Gather up every line from the entries below that uses the word "JSON".

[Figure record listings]

-*-

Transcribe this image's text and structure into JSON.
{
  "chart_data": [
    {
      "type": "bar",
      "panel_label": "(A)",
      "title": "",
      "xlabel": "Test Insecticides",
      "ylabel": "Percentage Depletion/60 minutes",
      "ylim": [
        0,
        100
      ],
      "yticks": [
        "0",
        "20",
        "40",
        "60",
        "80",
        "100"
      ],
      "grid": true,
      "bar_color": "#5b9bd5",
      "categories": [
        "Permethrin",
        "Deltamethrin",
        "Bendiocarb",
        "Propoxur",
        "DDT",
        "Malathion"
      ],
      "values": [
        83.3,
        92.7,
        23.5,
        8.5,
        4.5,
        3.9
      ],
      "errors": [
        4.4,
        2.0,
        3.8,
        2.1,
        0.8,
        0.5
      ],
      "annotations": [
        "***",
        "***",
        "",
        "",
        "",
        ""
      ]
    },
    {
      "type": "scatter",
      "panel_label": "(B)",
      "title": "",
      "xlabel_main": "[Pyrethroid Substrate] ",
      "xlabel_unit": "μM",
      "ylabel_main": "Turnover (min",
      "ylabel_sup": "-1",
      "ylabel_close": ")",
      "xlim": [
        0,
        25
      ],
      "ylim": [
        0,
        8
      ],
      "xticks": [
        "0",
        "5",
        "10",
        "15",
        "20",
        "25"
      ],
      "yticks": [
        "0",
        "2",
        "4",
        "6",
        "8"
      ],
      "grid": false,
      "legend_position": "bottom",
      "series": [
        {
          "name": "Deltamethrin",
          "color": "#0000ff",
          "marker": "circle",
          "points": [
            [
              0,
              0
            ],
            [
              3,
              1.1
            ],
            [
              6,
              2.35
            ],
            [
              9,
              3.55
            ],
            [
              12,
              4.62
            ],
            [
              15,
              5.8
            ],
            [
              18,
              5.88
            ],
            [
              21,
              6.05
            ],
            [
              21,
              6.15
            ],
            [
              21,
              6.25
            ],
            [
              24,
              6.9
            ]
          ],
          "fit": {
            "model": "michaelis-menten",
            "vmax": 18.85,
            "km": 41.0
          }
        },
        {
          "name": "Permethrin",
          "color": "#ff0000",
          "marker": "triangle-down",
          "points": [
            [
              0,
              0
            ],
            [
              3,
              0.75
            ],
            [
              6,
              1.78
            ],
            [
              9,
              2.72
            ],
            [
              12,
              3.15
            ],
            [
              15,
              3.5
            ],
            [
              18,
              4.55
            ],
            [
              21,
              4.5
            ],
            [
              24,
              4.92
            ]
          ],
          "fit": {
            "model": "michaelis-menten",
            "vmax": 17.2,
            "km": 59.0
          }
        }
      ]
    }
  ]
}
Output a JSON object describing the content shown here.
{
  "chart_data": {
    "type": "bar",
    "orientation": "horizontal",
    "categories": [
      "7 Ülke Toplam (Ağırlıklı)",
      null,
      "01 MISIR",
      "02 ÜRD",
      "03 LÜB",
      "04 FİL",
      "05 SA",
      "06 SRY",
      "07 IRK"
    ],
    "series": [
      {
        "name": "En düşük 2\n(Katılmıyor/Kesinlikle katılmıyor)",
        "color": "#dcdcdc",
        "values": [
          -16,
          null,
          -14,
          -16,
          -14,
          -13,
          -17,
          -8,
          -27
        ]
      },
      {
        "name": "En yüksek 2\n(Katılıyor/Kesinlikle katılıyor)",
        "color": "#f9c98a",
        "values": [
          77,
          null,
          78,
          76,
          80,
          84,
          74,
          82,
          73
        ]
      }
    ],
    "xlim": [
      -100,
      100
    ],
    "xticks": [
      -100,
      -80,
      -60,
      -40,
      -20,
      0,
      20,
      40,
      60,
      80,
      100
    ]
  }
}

-*-

**Reply:**
Transcribe this image's text and structure into JSON.
Output a JSON object describing the content shown here.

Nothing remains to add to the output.